=== THE DATA ===

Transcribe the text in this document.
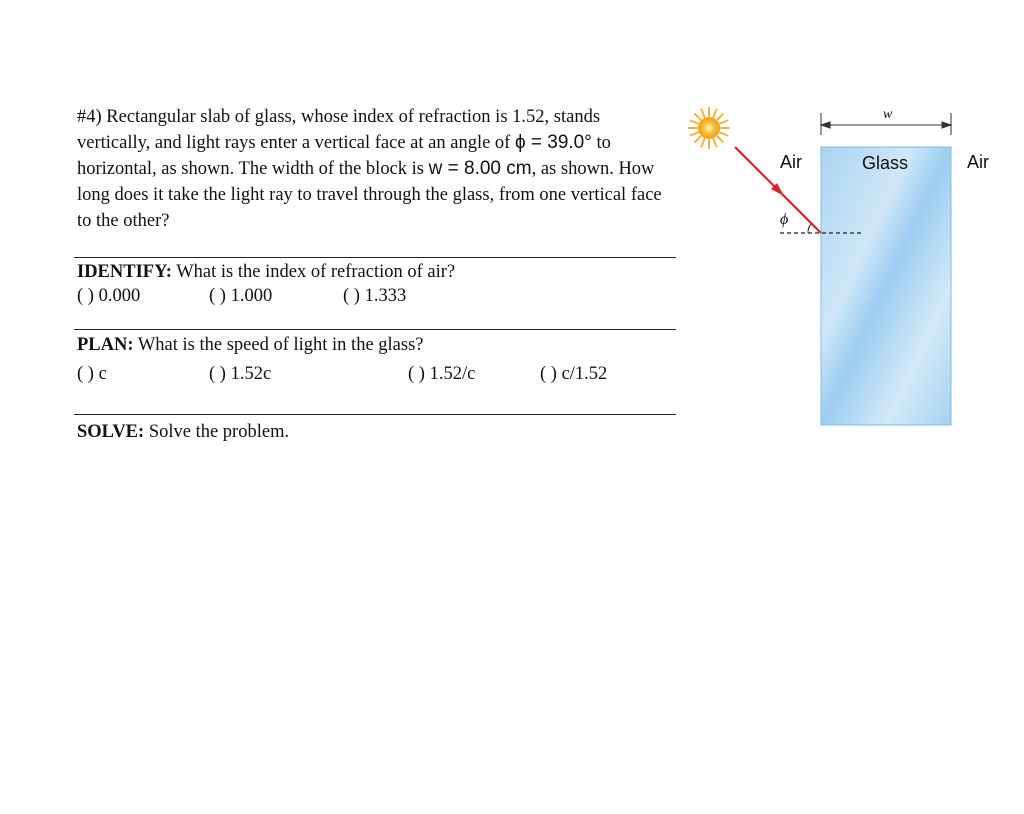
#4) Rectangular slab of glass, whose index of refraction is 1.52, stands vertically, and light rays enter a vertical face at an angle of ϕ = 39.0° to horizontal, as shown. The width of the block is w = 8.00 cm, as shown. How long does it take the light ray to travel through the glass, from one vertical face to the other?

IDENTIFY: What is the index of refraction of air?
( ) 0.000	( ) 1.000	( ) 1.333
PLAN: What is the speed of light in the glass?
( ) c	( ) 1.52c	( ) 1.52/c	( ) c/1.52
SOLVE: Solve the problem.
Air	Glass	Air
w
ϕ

...

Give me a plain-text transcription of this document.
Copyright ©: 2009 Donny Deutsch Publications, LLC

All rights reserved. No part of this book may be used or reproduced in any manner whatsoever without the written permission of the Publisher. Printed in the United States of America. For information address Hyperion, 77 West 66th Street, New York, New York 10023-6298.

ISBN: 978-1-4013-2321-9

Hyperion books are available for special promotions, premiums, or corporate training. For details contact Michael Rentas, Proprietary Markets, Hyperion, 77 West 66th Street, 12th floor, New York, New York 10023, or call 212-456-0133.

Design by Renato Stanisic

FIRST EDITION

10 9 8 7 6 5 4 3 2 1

=== EXERCISE DIRECTIONS ===
From the listing above, copy every line that holds the string "document".

=== OUTPUT FOR THIS TASK ===
Transcribe the text in this document.
Give me a plain-text transcription of this document.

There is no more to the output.